WRITTEN INSTRUCTION – Copy each line of the records that contains the word "respect".

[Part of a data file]
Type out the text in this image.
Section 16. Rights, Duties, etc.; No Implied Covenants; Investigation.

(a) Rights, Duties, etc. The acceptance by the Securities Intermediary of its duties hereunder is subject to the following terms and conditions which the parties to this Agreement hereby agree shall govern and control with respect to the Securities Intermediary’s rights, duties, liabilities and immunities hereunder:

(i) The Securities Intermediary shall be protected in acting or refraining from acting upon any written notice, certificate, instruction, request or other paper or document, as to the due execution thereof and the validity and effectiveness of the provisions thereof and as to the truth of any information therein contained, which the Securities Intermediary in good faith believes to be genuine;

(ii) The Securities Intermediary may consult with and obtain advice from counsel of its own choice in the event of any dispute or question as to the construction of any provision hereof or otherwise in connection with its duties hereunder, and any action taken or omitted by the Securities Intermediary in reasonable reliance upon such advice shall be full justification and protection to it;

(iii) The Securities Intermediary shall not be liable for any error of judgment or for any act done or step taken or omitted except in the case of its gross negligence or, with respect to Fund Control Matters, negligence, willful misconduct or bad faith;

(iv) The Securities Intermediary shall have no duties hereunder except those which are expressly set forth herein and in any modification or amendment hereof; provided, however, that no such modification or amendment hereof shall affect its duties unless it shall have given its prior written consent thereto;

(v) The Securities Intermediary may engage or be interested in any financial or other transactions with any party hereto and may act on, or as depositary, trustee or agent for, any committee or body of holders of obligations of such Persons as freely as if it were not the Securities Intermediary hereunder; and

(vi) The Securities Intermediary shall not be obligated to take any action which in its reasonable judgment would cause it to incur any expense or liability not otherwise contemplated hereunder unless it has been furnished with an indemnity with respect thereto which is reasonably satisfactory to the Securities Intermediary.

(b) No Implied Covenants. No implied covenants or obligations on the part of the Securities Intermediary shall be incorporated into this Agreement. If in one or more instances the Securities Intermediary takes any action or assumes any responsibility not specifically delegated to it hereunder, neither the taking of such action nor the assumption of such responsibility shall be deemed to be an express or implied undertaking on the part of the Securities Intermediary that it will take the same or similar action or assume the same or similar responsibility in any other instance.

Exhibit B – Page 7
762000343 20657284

SOLUTION TO THIS EXERCISE –
(a) Rights, Duties, etc. The acceptance by the Securities Intermediary of its duties hereunder is subject to the following terms and conditions which the parties to this Agreement hereby agree shall govern and control with respect to the Securities Intermediary’s rights, duties, liabilities and immunities hereunder:
(iii) The Securities Intermediary shall not be liable for any error of judgment or for any act done or step taken or omitted except in the case of its gross negligence or, with respect to Fund Control Matters, negligence, willful misconduct or bad faith;
(vi) The Securities Intermediary shall not be obligated to take any action which in its reasonable judgment would cause it to incur any expense or liability not otherwise contemplated hereunder unless it has been furnished with an indemnity with respect thereto which is reasonably satisfactory to the Securities Intermediary.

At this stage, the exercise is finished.